→ **Problem description**
Report only the number of lines in this material that include "WELL".

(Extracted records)
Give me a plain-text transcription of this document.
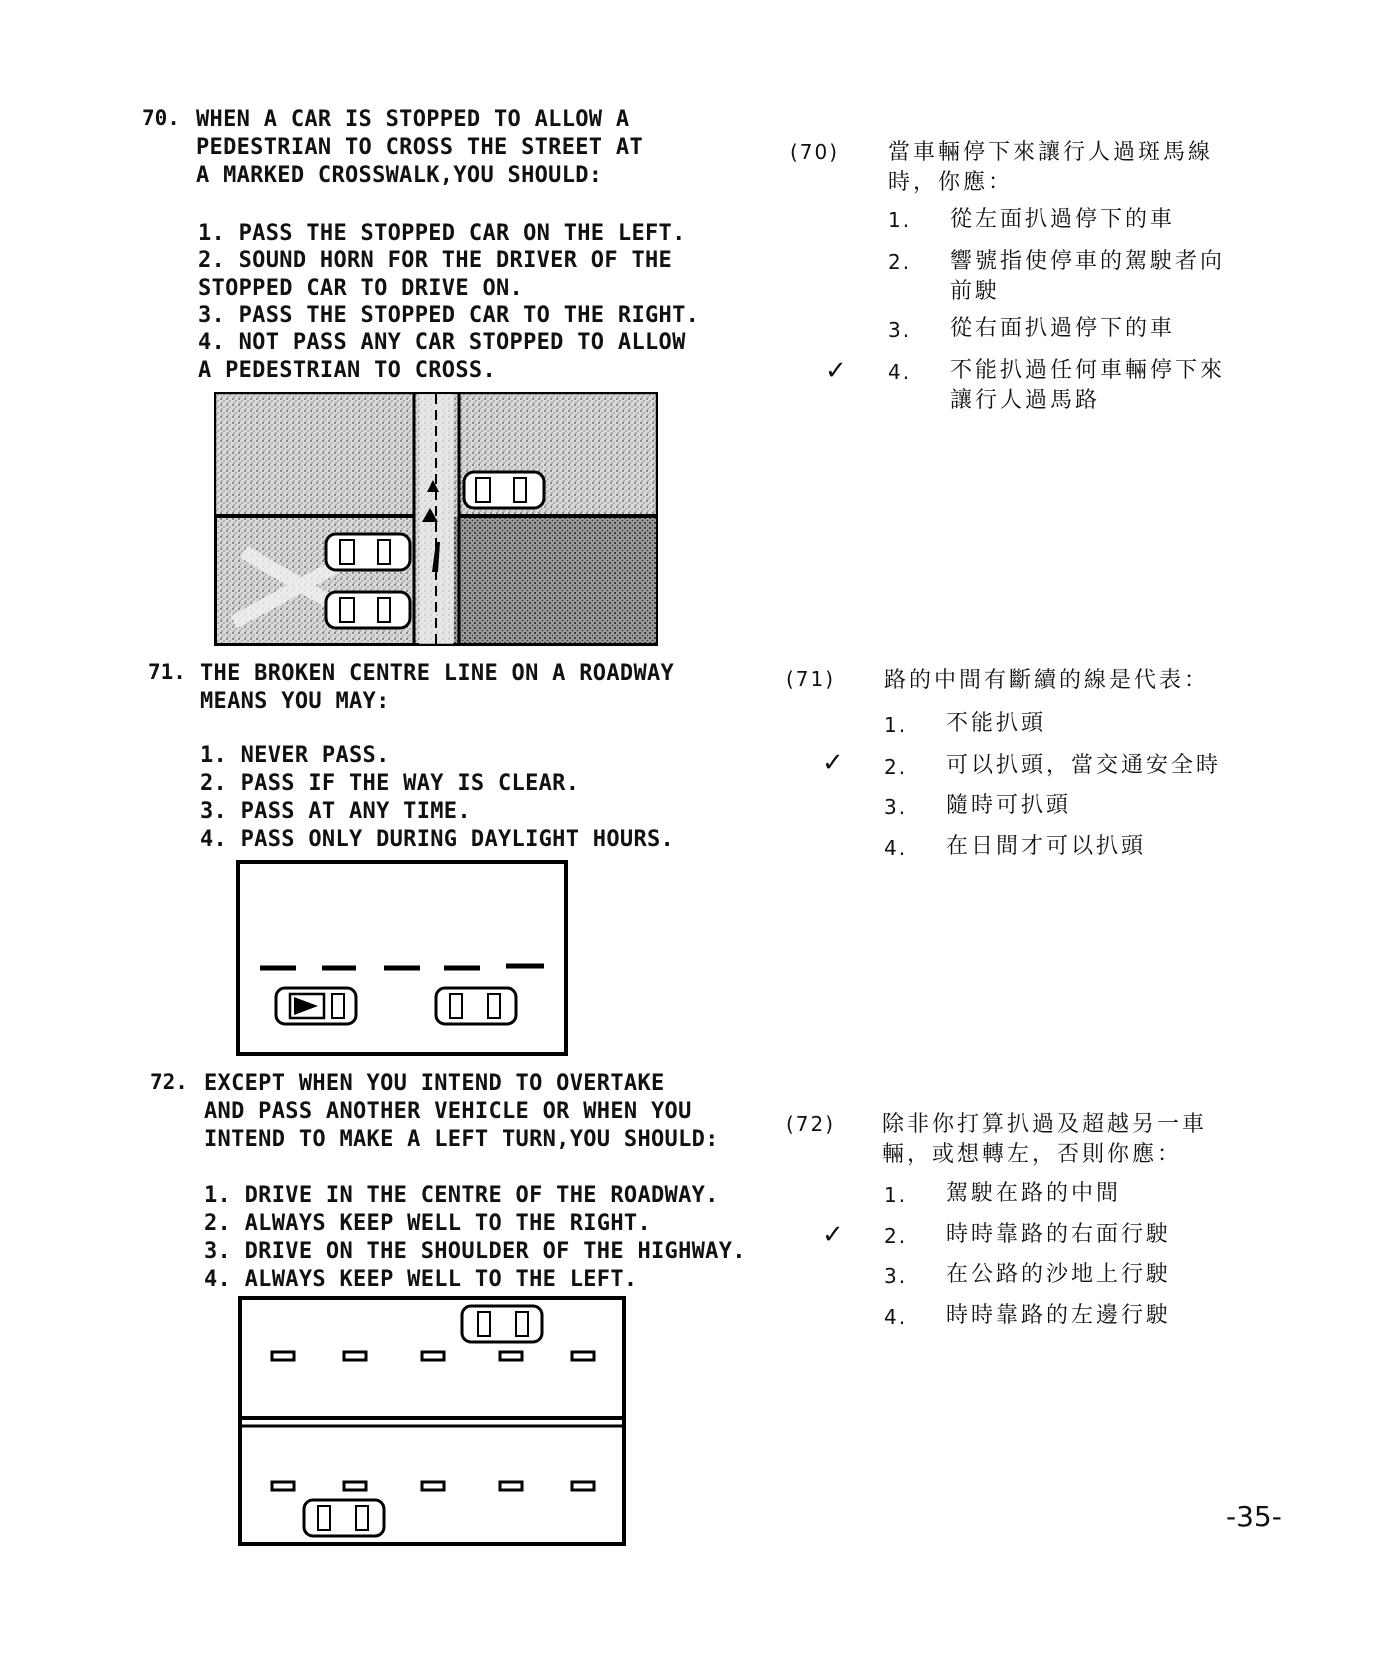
70. WHEN A CAR IS STOPPED TO ALLOW A
PEDESTRIAN TO CROSS THE STREET AT
A MARKED CROSSWALK,YOU SHOULD:
1. PASS THE STOPPED CAR ON THE LEFT.
2. SOUND HORN FOR THE DRIVER OF THE
STOPPED CAR TO DRIVE ON.
3. PASS THE STOPPED CAR TO THE RIGHT.
4. NOT PASS ANY CAR STOPPED TO ALLOW
A PEDESTRIAN TO CROSS.
(70) 當車輛停下來讓行人過斑馬線
時，你應：
1. 從左面扒過停下的車
2. 響號指使停車的駕駛者向
前駛
3. 從右面扒過停下的車
✓ 4. 不能扒過任何車輛停下來
讓行人過馬路
71. THE BROKEN CENTRE LINE ON A ROADWAY
MEANS YOU MAY:
1. NEVER PASS.
2. PASS IF THE WAY IS CLEAR.
3. PASS AT ANY TIME.
4. PASS ONLY DURING DAYLIGHT HOURS.
(71) 路的中間有斷續的線是代表：
1. 不能扒頭
✓ 2. 可以扒頭，當交通安全時
3. 隨時可扒頭
4. 在日間才可以扒頭
72. EXCEPT WHEN YOU INTEND TO OVERTAKE
AND PASS ANOTHER VEHICLE OR WHEN YOU
INTEND TO MAKE A LEFT TURN,YOU SHOULD:
1. DRIVE IN THE CENTRE OF THE ROADWAY.
2. ALWAYS KEEP WELL TO THE RIGHT.
3. DRIVE ON THE SHOULDER OF THE HIGHWAY.
4. ALWAYS KEEP WELL TO THE LEFT.
(72) 除非你打算扒過及超越另一車
輛，或想轉左，否則你應：
1. 駕駛在路的中間
✓ 2. 時時靠路的右面行駛
3. 在公路的沙地上行駛
4. 時時靠路的左邊行駛
-35-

→ **The response**
2